* _What you will do_
Rewrite the lines below, changing every "cell-property" to "property-name" and keeping everything else the same. Omit the pictures.

* _Region and label listings_
********************
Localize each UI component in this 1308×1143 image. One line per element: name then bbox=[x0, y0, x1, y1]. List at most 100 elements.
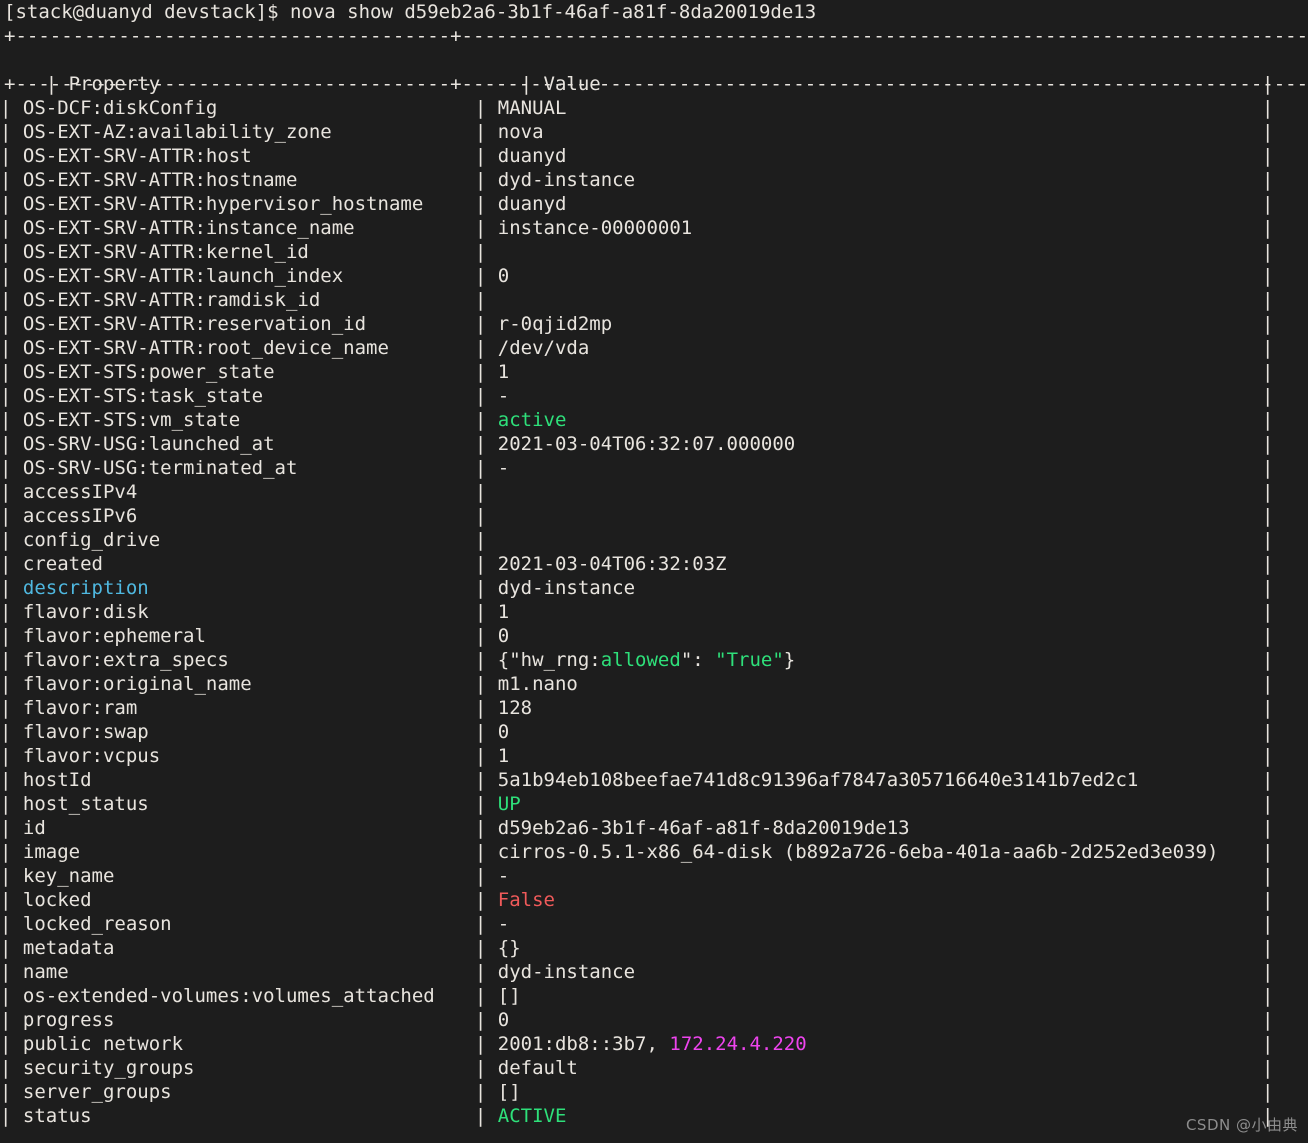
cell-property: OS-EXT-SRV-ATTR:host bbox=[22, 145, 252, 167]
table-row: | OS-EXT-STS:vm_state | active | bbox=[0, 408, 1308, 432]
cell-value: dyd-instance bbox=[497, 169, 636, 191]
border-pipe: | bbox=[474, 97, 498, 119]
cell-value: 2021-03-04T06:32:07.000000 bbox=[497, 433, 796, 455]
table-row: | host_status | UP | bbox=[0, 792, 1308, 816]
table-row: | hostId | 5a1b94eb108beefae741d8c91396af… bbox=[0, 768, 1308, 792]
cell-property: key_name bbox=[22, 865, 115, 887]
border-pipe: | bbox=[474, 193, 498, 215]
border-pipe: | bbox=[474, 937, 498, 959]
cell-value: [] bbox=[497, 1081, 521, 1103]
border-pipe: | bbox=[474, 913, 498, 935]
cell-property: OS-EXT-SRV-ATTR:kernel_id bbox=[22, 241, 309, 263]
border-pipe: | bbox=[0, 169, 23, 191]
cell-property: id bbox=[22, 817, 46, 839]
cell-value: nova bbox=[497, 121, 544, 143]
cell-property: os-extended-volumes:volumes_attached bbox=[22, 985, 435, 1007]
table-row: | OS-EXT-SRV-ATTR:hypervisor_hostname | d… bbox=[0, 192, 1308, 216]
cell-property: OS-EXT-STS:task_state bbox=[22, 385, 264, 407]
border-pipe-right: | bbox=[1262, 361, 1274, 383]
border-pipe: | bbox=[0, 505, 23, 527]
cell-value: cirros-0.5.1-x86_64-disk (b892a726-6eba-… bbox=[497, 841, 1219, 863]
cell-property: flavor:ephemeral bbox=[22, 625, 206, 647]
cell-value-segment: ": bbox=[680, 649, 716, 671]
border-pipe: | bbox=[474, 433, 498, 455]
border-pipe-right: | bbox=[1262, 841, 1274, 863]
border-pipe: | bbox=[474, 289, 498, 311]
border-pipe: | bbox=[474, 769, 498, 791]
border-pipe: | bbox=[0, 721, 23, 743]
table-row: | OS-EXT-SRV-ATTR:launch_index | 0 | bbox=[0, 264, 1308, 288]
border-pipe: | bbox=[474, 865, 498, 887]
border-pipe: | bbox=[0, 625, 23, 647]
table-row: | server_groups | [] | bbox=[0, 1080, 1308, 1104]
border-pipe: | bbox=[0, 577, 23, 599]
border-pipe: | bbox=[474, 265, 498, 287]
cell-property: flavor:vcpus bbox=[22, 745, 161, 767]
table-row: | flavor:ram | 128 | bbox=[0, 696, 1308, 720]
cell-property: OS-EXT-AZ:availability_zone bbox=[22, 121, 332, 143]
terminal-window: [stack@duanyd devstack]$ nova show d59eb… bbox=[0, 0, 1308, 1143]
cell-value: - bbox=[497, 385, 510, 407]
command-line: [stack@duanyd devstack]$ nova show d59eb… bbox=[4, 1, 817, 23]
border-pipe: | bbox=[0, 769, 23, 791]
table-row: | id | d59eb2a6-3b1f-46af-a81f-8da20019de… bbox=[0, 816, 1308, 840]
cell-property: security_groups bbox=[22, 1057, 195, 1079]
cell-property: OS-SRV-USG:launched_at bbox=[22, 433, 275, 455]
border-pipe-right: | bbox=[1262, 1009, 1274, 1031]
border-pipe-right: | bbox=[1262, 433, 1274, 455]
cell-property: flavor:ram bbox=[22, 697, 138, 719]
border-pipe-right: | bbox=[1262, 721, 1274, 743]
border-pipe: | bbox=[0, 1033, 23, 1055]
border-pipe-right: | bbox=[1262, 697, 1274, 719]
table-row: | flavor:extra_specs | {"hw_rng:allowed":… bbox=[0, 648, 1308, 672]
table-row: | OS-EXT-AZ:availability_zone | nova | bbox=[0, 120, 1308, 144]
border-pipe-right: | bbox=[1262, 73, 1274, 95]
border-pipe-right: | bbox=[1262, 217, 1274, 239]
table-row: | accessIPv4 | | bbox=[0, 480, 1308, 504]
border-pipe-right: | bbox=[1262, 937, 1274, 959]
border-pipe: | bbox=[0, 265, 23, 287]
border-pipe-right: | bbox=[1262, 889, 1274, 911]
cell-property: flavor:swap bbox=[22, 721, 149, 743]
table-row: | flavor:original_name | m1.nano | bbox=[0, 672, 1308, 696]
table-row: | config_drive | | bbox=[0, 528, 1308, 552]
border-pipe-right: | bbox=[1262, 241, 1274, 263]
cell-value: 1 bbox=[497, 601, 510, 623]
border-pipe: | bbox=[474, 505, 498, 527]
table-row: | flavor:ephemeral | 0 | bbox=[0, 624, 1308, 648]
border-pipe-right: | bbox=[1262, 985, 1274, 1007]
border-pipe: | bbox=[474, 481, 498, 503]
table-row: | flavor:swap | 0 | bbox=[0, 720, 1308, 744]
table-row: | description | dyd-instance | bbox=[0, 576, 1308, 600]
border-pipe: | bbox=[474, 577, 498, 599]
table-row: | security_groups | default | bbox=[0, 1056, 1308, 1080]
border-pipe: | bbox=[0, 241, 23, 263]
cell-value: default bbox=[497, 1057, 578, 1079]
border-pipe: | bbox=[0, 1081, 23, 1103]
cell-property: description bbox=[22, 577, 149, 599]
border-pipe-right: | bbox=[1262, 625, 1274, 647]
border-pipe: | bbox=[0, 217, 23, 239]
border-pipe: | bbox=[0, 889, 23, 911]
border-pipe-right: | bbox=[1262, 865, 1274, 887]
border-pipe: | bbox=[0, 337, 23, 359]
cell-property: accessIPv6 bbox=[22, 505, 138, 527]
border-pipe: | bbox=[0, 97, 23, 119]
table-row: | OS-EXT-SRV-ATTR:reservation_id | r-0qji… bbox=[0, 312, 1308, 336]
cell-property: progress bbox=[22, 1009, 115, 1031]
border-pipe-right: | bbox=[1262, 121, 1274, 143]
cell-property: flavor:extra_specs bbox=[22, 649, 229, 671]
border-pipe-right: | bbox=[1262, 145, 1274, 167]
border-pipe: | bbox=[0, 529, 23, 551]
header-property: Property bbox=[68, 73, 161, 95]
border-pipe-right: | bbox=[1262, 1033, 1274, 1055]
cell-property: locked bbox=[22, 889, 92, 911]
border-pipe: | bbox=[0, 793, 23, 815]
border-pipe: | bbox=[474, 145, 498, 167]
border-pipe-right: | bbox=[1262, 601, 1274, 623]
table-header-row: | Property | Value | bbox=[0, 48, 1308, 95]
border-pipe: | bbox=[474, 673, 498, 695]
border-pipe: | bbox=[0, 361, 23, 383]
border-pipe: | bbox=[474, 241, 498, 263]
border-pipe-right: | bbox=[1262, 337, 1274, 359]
********************
* _Result for this task_
Localize each UI component in this 1308×1143 image. One line per element: name then bbox=[x0, y0, x1, y1]. List at most 100 elements.
property-name: OS-EXT-SRV-ATTR:host bbox=[22, 145, 252, 167]
table-row: | OS-EXT-STS:vm_state | active | bbox=[0, 408, 1308, 432]
cell-value: dyd-instance bbox=[497, 169, 636, 191]
border-pipe: | bbox=[474, 97, 498, 119]
cell-value: 2021-03-04T06:32:07.000000 bbox=[497, 433, 796, 455]
table-row: | host_status | UP | bbox=[0, 792, 1308, 816]
table-row: | hostId | 5a1b94eb108beefae741d8c91396af… bbox=[0, 768, 1308, 792]
property-name: key_name bbox=[22, 865, 115, 887]
border-pipe: | bbox=[474, 193, 498, 215]
border-pipe: | bbox=[474, 937, 498, 959]
cell-value: [] bbox=[497, 1081, 521, 1103]
border-pipe: | bbox=[474, 913, 498, 935]
property-name: OS-EXT-SRV-ATTR:kernel_id bbox=[22, 241, 309, 263]
border-pipe: | bbox=[0, 169, 23, 191]
property-name: id bbox=[22, 817, 46, 839]
cell-value: nova bbox=[497, 121, 544, 143]
property-name: os-extended-volumes:volumes_attached bbox=[22, 985, 435, 1007]
table-row: | OS-EXT-SRV-ATTR:hypervisor_hostname | d… bbox=[0, 192, 1308, 216]
property-name: OS-EXT-STS:task_state bbox=[22, 385, 264, 407]
border-pipe-right: | bbox=[1262, 361, 1274, 383]
border-pipe: | bbox=[0, 505, 23, 527]
cell-value: cirros-0.5.1-x86_64-disk (b892a726-6eba-… bbox=[497, 841, 1219, 863]
property-name: flavor:ephemeral bbox=[22, 625, 206, 647]
cell-value-segment: ": bbox=[680, 649, 716, 671]
border-pipe: | bbox=[474, 433, 498, 455]
border-pipe-right: | bbox=[1262, 841, 1274, 863]
border-pipe: | bbox=[474, 289, 498, 311]
border-pipe: | bbox=[474, 769, 498, 791]
border-pipe: | bbox=[0, 721, 23, 743]
table-row: | OS-EXT-SRV-ATTR:launch_index | 0 | bbox=[0, 264, 1308, 288]
border-pipe: | bbox=[474, 865, 498, 887]
border-pipe: | bbox=[0, 625, 23, 647]
table-row: | server_groups | [] | bbox=[0, 1080, 1308, 1104]
border-pipe: | bbox=[0, 577, 23, 599]
border-pipe: | bbox=[474, 265, 498, 287]
property-name: flavor:vcpus bbox=[22, 745, 161, 767]
table-row: | flavor:ram | 128 | bbox=[0, 696, 1308, 720]
property-name: OS-EXT-AZ:availability_zone bbox=[22, 121, 332, 143]
terminal-window: [stack@duanyd devstack]$ nova show d59eb… bbox=[0, 0, 1308, 1143]
cell-value: - bbox=[497, 385, 510, 407]
command-line: [stack@duanyd devstack]$ nova show d59eb… bbox=[4, 1, 817, 23]
border-pipe: | bbox=[0, 769, 23, 791]
table-row: | id | d59eb2a6-3b1f-46af-a81f-8da20019de… bbox=[0, 816, 1308, 840]
property-name: security_groups bbox=[22, 1057, 195, 1079]
property-name: OS-SRV-USG:launched_at bbox=[22, 433, 275, 455]
border-pipe-right: | bbox=[1262, 1009, 1274, 1031]
border-pipe-right: | bbox=[1262, 433, 1274, 455]
property-name: flavor:ram bbox=[22, 697, 138, 719]
border-pipe-right: | bbox=[1262, 721, 1274, 743]
border-pipe: | bbox=[0, 1033, 23, 1055]
border-pipe-right: | bbox=[1262, 697, 1274, 719]
table-row: | flavor:extra_specs | {"hw_rng:allowed":… bbox=[0, 648, 1308, 672]
table-row: | OS-EXT-AZ:availability_zone | nova | bbox=[0, 120, 1308, 144]
border-pipe-right: | bbox=[1262, 73, 1274, 95]
border-pipe-right: | bbox=[1262, 217, 1274, 239]
table-row: | accessIPv4 | | bbox=[0, 480, 1308, 504]
border-pipe-right: | bbox=[1262, 937, 1274, 959]
border-pipe: | bbox=[0, 265, 23, 287]
border-pipe-right: | bbox=[1262, 889, 1274, 911]
property-name: flavor:swap bbox=[22, 721, 149, 743]
table-row: | flavor:original_name | m1.nano | bbox=[0, 672, 1308, 696]
table-row: | config_drive | | bbox=[0, 528, 1308, 552]
border-pipe-right: | bbox=[1262, 241, 1274, 263]
cell-value: 1 bbox=[497, 601, 510, 623]
border-pipe: | bbox=[474, 505, 498, 527]
table-row: | flavor:ephemeral | 0 | bbox=[0, 624, 1308, 648]
border-pipe-right: | bbox=[1262, 985, 1274, 1007]
border-pipe: | bbox=[474, 481, 498, 503]
table-row: | flavor:swap | 0 | bbox=[0, 720, 1308, 744]
table-row: | description | dyd-instance | bbox=[0, 576, 1308, 600]
border-pipe: | bbox=[474, 577, 498, 599]
table-row: | security_groups | default | bbox=[0, 1056, 1308, 1080]
border-pipe: | bbox=[0, 241, 23, 263]
cell-value: default bbox=[497, 1057, 578, 1079]
border-pipe: | bbox=[0, 1081, 23, 1103]
property-name: description bbox=[22, 577, 149, 599]
border-pipe-right: | bbox=[1262, 625, 1274, 647]
border-pipe: | bbox=[0, 217, 23, 239]
border-pipe: | bbox=[0, 889, 23, 911]
border-pipe-right: | bbox=[1262, 865, 1274, 887]
border-pipe: | bbox=[0, 337, 23, 359]
property-name: accessIPv6 bbox=[22, 505, 138, 527]
border-pipe: | bbox=[0, 97, 23, 119]
table-row: | OS-EXT-SRV-ATTR:reservation_id | r-0qji… bbox=[0, 312, 1308, 336]
property-name: progress bbox=[22, 1009, 115, 1031]
border-pipe-right: | bbox=[1262, 121, 1274, 143]
property-name: flavor:extra_specs bbox=[22, 649, 229, 671]
border-pipe-right: | bbox=[1262, 145, 1274, 167]
border-pipe: | bbox=[0, 529, 23, 551]
header-property: Property bbox=[68, 73, 161, 95]
border-pipe-right: | bbox=[1262, 1033, 1274, 1055]
property-name: locked bbox=[22, 889, 92, 911]
border-pipe: | bbox=[0, 793, 23, 815]
border-pipe: | bbox=[474, 145, 498, 167]
border-pipe-right: | bbox=[1262, 601, 1274, 623]
table-header-row: | Property | Value | bbox=[0, 48, 1308, 95]
border-pipe: | bbox=[474, 673, 498, 695]
border-pipe: | bbox=[0, 361, 23, 383]
border-pipe: | bbox=[474, 241, 498, 263]
border-pipe-right: | bbox=[1262, 337, 1274, 359]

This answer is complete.